For every line in the records that has the word "pelo", make a copy.

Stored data
===

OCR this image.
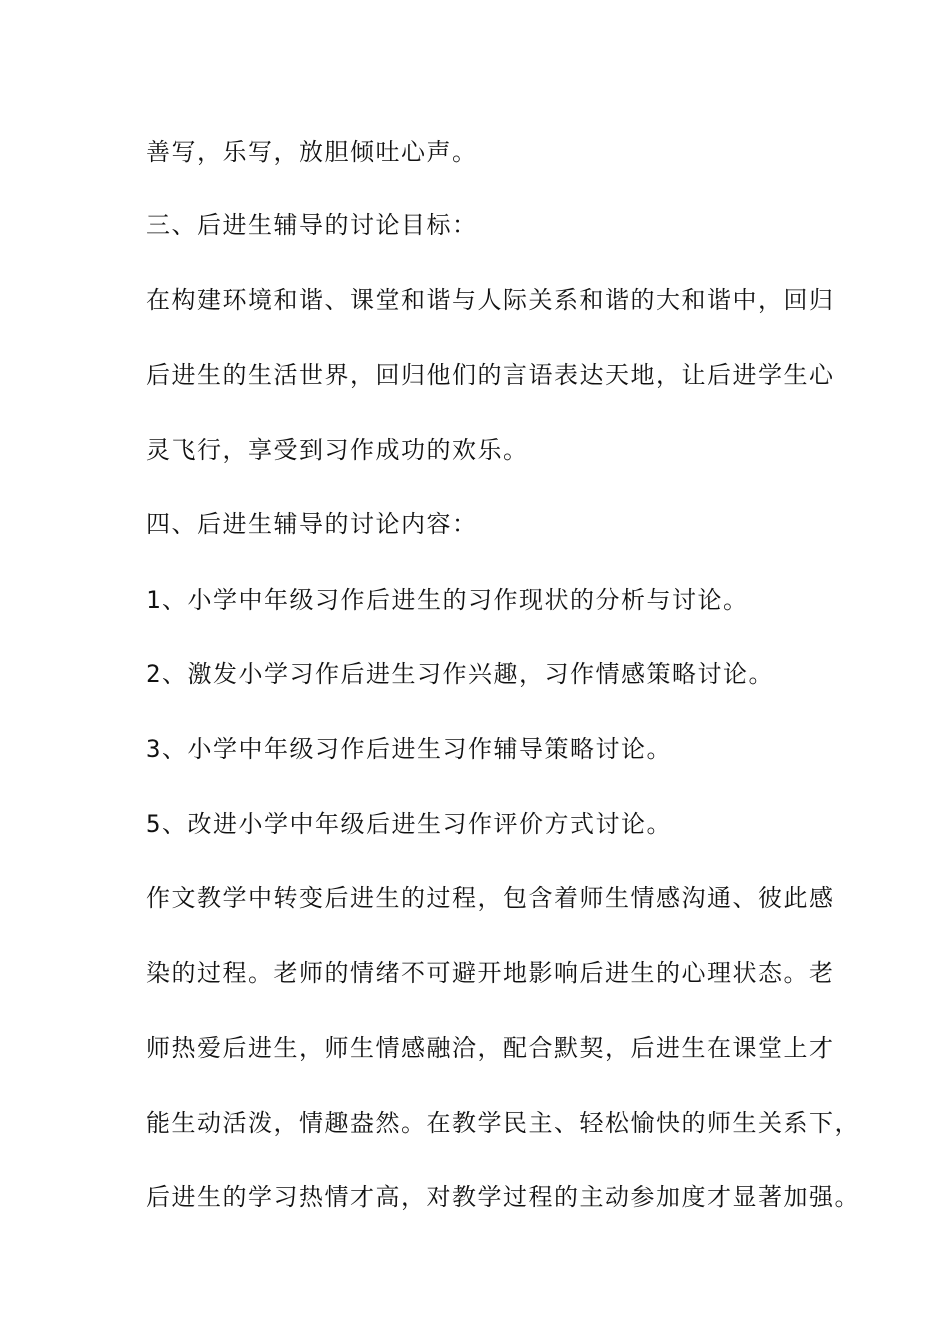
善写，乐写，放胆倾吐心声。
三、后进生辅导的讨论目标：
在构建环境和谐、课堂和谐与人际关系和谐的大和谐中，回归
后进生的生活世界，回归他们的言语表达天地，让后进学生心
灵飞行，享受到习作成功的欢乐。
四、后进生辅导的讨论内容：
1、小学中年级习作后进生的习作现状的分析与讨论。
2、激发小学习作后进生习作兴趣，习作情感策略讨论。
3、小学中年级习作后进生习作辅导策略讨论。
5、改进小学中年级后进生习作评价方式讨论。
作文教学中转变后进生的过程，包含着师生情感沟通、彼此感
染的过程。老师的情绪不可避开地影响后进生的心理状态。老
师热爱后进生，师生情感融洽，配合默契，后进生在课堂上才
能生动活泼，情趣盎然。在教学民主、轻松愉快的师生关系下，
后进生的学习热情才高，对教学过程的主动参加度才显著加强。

===

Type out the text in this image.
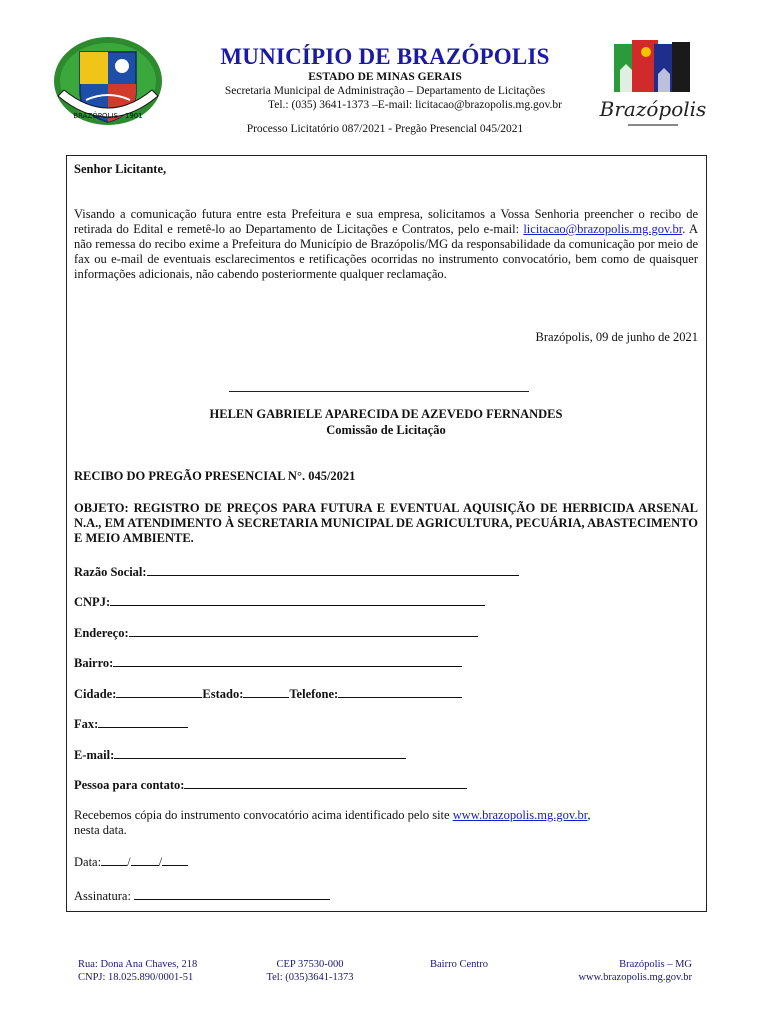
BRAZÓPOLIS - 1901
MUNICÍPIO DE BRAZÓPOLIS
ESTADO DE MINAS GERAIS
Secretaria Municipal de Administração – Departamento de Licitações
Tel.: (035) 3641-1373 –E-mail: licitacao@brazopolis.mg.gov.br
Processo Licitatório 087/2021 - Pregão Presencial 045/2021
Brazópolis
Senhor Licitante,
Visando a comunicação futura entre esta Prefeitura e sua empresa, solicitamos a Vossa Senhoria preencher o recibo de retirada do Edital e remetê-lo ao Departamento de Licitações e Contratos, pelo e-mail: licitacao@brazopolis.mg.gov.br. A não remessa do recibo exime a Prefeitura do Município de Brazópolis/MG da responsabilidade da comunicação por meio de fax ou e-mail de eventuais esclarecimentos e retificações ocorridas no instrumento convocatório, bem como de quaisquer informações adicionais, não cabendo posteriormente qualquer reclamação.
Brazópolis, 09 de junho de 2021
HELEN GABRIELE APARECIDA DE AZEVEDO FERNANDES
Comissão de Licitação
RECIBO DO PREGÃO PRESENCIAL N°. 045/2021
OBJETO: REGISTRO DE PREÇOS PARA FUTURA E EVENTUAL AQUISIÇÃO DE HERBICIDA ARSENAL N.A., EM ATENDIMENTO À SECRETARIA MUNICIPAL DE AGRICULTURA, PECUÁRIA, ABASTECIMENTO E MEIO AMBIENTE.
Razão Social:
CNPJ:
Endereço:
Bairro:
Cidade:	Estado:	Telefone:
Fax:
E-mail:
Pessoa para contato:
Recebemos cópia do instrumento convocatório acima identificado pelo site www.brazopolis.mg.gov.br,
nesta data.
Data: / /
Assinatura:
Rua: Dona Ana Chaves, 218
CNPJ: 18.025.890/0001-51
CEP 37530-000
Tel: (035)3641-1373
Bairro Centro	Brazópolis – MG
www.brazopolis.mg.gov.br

===

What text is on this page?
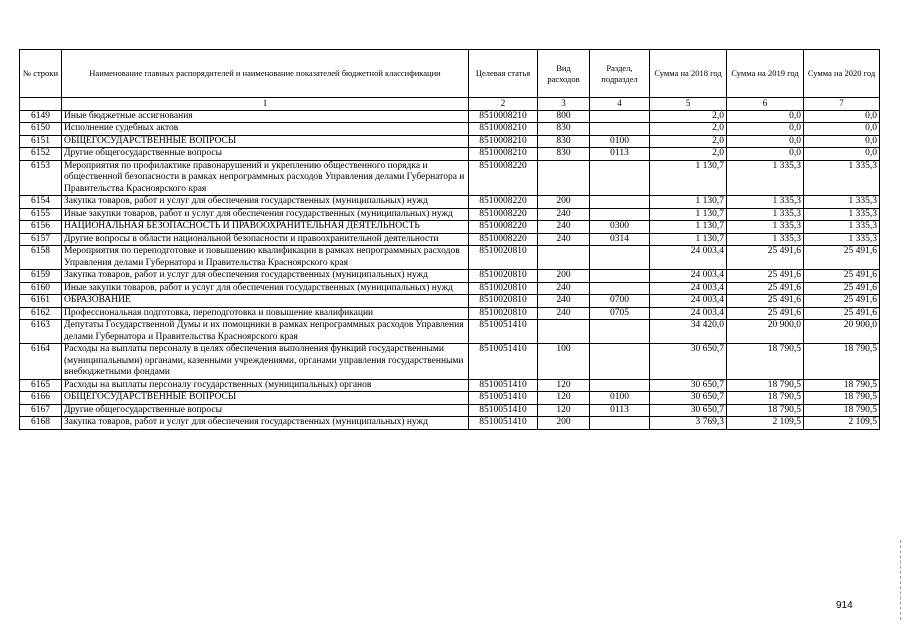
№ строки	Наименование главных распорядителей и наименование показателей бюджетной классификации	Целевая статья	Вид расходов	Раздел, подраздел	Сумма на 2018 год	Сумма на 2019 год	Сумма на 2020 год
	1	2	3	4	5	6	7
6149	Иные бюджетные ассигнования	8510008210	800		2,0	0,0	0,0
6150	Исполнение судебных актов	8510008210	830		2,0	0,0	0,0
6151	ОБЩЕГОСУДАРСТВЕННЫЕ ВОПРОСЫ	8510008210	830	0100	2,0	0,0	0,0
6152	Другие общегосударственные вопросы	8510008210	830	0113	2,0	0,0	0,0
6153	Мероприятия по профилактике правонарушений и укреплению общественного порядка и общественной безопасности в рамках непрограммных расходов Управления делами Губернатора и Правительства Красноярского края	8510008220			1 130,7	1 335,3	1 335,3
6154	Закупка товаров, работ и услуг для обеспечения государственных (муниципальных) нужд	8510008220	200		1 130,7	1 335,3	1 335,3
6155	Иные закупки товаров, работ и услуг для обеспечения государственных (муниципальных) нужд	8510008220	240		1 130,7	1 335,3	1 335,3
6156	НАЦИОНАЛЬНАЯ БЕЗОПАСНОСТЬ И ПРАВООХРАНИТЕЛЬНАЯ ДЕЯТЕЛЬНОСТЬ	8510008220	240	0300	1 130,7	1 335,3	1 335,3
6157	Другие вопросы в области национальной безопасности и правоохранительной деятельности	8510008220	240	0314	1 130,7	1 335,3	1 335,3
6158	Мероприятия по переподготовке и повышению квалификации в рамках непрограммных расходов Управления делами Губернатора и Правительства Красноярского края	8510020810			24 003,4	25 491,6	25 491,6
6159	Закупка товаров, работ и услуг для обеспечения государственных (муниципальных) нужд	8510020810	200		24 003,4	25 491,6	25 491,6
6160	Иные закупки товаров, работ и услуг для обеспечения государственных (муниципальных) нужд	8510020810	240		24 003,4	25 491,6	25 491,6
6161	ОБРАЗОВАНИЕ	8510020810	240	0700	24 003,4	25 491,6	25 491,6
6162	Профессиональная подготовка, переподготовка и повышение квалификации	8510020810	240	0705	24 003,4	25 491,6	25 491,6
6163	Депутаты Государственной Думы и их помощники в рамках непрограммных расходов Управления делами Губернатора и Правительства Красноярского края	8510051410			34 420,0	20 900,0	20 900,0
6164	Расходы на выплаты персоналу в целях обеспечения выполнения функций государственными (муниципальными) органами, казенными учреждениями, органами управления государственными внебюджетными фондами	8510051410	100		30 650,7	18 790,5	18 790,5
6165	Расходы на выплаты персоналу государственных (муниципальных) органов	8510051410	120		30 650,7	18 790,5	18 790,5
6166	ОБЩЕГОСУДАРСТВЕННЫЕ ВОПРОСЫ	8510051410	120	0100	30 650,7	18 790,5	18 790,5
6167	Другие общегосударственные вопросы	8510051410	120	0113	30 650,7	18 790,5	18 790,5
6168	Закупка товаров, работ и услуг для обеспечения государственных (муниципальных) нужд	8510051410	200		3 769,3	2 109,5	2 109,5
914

===

Solution for this task:
Visando a comunicação futura entre esta Prefeitura e sua empresa, solicitamos a Vossa Senhoria preencher o recibo de retirada do Edital e remetê-lo ao Departamento de Licitações e Contratos, pelo e-mail: licitacao@brazopolis.mg.gov.br. A não remessa do recibo exime a Prefeitura do Município de Brazópolis/MG da responsabilidade da comunicação por meio de fax ou e-mail de eventuais esclarecimentos e retificações ocorridas no instrumento convocatório, bem como de quaisquer informações adicionais, não cabendo posteriormente qualquer reclamação.
Recebemos cópia do instrumento convocatório acima identificado pelo site www.brazopolis.mg.gov.br,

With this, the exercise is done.